### Exercise instructions
Pull every line containing "甲站的西边" out of the material below.

(Stored records)
--

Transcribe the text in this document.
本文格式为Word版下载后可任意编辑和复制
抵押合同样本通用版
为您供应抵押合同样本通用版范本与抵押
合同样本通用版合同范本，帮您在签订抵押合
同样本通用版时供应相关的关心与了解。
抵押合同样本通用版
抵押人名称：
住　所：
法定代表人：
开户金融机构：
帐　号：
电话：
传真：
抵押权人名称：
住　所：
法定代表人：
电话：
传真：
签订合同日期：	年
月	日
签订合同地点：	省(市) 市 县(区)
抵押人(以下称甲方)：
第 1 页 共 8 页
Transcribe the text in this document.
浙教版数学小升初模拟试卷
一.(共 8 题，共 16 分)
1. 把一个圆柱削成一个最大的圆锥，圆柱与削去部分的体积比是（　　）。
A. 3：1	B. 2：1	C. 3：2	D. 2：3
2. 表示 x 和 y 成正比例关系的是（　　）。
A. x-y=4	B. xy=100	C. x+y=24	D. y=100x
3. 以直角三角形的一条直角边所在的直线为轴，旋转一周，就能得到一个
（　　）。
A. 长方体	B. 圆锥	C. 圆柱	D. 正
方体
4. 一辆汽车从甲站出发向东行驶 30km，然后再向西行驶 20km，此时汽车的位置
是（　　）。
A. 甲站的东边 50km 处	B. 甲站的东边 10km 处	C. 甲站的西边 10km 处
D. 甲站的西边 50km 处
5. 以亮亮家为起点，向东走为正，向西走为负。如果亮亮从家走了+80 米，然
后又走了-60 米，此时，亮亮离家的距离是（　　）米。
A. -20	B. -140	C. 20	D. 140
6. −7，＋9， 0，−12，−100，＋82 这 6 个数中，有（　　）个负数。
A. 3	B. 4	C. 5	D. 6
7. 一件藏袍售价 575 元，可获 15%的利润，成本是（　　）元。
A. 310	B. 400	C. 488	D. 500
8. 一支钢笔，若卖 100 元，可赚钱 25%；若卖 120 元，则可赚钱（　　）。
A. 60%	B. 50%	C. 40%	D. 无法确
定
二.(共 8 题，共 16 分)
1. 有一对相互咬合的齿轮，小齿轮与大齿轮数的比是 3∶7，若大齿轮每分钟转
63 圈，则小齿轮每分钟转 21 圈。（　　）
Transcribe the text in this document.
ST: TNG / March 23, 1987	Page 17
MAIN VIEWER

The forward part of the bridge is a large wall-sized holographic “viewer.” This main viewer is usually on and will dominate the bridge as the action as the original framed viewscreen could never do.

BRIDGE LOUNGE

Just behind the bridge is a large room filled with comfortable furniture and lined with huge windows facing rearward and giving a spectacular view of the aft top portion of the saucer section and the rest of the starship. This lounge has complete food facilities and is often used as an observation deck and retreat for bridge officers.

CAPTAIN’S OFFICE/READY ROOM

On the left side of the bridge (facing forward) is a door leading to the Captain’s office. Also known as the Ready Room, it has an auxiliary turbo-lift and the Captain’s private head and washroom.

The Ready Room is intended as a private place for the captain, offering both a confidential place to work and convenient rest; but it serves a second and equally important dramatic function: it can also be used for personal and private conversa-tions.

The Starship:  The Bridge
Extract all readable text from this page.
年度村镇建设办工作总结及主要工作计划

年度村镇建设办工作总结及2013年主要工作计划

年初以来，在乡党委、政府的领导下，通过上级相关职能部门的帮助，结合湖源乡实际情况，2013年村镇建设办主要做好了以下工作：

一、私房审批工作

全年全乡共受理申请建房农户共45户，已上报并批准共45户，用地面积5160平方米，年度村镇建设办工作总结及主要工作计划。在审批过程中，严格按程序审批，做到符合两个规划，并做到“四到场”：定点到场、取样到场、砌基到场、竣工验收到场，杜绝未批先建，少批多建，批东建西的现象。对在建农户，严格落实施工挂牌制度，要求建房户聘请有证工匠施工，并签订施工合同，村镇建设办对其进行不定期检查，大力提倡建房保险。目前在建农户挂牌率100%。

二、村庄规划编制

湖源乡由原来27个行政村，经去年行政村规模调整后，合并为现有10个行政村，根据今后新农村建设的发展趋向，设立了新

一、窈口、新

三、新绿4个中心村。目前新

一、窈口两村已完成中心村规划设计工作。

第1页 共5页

--

### Answer for the task
A. 甲站的东边 50km 处	B. 甲站的东边 10km 处	C. 甲站的西边 10km 处
D. 甲站的西边 50km 处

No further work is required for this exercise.